# MATERIAL PROVIDED
================

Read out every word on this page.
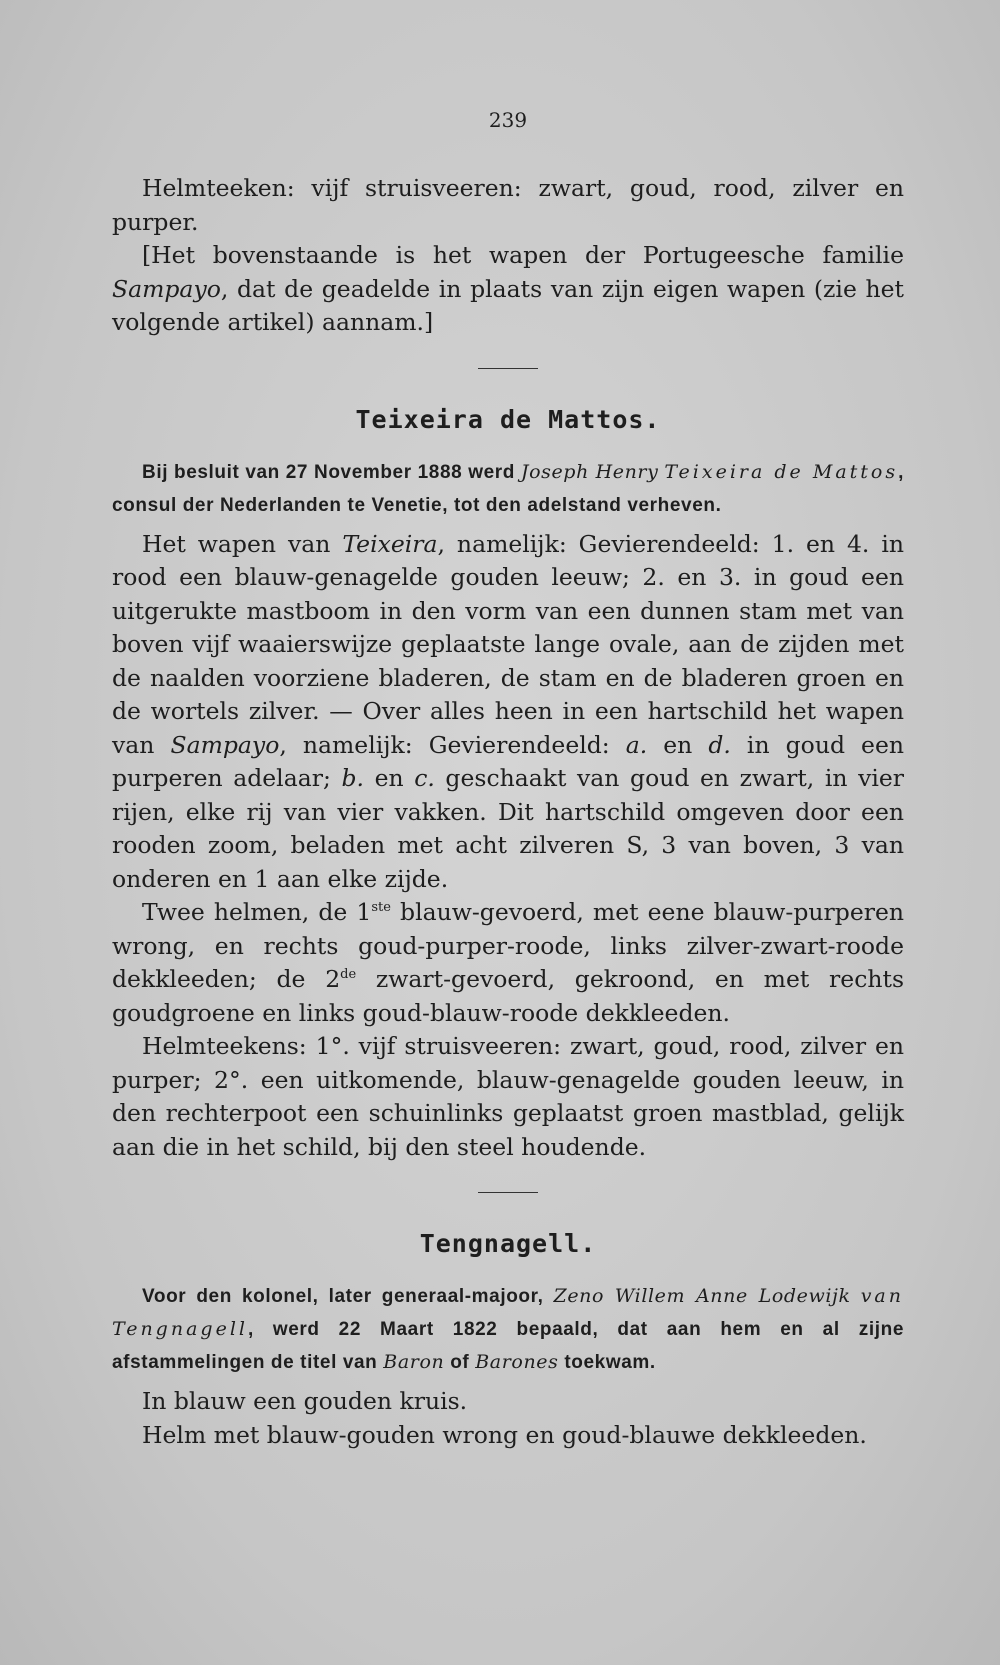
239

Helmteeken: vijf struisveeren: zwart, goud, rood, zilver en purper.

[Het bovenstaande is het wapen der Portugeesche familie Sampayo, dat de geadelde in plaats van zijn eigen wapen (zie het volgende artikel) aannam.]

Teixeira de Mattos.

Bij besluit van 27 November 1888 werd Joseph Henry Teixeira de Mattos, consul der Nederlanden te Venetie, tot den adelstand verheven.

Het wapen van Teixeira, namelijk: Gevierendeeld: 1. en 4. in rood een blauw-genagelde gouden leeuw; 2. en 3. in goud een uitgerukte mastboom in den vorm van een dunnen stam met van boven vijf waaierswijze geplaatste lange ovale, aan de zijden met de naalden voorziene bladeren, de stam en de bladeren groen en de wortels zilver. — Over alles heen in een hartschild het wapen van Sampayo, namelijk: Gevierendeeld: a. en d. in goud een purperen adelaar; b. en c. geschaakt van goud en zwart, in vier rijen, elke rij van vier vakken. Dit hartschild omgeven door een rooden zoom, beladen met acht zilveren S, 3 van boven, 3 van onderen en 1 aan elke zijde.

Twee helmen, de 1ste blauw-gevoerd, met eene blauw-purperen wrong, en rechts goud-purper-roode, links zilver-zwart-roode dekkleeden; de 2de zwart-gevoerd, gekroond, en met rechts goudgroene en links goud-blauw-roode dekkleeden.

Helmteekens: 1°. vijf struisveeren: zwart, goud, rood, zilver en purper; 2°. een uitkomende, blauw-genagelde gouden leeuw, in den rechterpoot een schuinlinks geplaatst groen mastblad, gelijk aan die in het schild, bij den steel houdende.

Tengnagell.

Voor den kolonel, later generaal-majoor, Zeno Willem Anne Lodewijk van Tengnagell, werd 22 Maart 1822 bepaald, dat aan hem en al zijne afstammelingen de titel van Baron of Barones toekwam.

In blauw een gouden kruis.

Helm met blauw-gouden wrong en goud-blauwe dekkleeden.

================

# WHAT YOU SHOULD DO
Return every line of the records exactly as given, pictures excluded.

# ANSWER FOR THE TASK
Read out every word on this page.
239

Helmteeken: vijf struisveeren: zwart, goud, rood, zilver en purper.

[Het bovenstaande is het wapen der Portugeesche familie Sampayo, dat de geadelde in plaats van zijn eigen wapen (zie het volgende artikel) aannam.]

Teixeira de Mattos.

Bij besluit van 27 November 1888 werd Joseph Henry Teixeira de Mattos, consul der Nederlanden te Venetie, tot den adelstand verheven.

Het wapen van Teixeira, namelijk: Gevierendeeld: 1. en 4. in rood een blauw-genagelde gouden leeuw; 2. en 3. in goud een uitgerukte mastboom in den vorm van een dunnen stam met van boven vijf waaierswijze geplaatste lange ovale, aan de zijden met de naalden voorziene bladeren, de stam en de bladeren groen en de wortels zilver. — Over alles heen in een hartschild het wapen van Sampayo, namelijk: Gevierendeeld: a. en d. in goud een purperen adelaar; b. en c. geschaakt van goud en zwart, in vier rijen, elke rij van vier vakken. Dit hartschild omgeven door een rooden zoom, beladen met acht zilveren S, 3 van boven, 3 van onderen en 1 aan elke zijde.

Twee helmen, de 1ste blauw-gevoerd, met eene blauw-purperen wrong, en rechts goud-purper-roode, links zilver-zwart-roode dekkleeden; de 2de zwart-gevoerd, gekroond, en met rechts goudgroene en links goud-blauw-roode dekkleeden.

Helmteekens: 1°. vijf struisveeren: zwart, goud, rood, zilver en purper; 2°. een uitkomende, blauw-genagelde gouden leeuw, in den rechterpoot een schuinlinks geplaatst groen mastblad, gelijk aan die in het schild, bij den steel houdende.

Tengnagell.

Voor den kolonel, later generaal-majoor, Zeno Willem Anne Lodewijk van Tengnagell, werd 22 Maart 1822 bepaald, dat aan hem en al zijne afstammelingen de titel van Baron of Barones toekwam.

In blauw een gouden kruis.

Helm met blauw-gouden wrong en goud-blauwe dekkleeden.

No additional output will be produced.